■ **Data listing**
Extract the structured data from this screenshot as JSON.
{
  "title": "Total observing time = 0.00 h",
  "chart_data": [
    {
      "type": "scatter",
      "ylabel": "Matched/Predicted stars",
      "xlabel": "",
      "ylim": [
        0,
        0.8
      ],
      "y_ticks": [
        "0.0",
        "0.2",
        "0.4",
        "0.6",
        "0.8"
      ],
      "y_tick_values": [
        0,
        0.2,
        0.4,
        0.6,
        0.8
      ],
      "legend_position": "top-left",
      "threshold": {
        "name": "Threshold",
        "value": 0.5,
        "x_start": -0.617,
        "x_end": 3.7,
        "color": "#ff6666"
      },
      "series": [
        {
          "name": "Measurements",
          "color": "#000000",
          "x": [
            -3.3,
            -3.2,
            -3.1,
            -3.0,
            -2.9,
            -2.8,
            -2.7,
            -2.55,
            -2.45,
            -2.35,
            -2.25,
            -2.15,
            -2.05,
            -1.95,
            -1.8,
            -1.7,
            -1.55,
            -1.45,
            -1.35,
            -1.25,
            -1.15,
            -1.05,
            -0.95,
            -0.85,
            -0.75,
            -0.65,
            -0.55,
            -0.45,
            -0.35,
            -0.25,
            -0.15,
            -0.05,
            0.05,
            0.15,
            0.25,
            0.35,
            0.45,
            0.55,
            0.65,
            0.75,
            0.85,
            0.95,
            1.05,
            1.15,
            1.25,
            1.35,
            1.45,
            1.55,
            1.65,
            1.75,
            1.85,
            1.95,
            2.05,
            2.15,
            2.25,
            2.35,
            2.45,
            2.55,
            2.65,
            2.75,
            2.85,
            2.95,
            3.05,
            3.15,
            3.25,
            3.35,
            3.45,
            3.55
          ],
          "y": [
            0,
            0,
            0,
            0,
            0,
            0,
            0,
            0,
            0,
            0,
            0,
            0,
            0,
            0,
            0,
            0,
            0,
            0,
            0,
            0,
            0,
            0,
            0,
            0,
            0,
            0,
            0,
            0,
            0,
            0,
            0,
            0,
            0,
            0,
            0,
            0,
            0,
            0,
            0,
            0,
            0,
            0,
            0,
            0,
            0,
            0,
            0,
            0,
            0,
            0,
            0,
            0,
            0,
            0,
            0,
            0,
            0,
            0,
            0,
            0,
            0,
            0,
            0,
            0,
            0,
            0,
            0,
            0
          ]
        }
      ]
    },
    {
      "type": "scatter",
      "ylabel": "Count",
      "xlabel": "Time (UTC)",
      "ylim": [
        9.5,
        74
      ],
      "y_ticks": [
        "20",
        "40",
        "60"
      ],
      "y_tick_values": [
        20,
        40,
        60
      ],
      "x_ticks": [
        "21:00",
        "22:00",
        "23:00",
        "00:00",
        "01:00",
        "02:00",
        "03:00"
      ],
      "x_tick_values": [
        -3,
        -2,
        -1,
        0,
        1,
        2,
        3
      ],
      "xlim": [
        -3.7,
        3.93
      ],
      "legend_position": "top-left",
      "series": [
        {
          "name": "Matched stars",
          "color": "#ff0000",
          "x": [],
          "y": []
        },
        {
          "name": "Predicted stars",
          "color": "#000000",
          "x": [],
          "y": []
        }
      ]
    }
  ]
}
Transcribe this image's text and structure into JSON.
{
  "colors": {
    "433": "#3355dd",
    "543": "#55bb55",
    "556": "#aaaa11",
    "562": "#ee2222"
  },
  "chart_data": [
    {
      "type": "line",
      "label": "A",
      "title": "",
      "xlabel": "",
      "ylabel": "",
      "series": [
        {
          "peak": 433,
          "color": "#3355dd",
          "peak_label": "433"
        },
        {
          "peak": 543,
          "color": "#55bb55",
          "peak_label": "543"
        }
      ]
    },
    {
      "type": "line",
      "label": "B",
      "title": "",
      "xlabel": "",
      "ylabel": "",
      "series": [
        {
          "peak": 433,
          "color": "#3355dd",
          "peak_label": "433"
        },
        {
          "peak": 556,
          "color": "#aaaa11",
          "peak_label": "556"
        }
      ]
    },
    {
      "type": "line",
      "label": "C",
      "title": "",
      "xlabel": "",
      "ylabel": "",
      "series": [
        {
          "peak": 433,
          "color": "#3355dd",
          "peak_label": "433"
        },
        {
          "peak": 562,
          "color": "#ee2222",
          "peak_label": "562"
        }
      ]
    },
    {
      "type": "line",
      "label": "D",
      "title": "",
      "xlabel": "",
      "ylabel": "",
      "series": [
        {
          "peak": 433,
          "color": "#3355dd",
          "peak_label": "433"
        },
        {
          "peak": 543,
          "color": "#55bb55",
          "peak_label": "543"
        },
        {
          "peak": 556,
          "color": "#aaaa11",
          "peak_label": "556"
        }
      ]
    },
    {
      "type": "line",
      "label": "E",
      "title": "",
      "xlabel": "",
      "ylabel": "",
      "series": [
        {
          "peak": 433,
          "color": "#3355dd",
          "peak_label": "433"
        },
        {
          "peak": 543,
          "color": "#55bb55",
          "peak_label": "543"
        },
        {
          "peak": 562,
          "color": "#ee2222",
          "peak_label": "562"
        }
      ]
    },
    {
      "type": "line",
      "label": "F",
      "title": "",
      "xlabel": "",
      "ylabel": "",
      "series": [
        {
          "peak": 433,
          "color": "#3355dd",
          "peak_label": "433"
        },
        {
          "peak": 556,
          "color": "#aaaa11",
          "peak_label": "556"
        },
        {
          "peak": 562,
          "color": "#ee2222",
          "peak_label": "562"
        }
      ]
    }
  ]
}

■ **What you will do**
Using the material above, gather every line that includes "stars".

■ **Task result**
      "ylabel": "Matched/Predicted stars",
          "name": "Matched stars",
          "name": "Predicted stars",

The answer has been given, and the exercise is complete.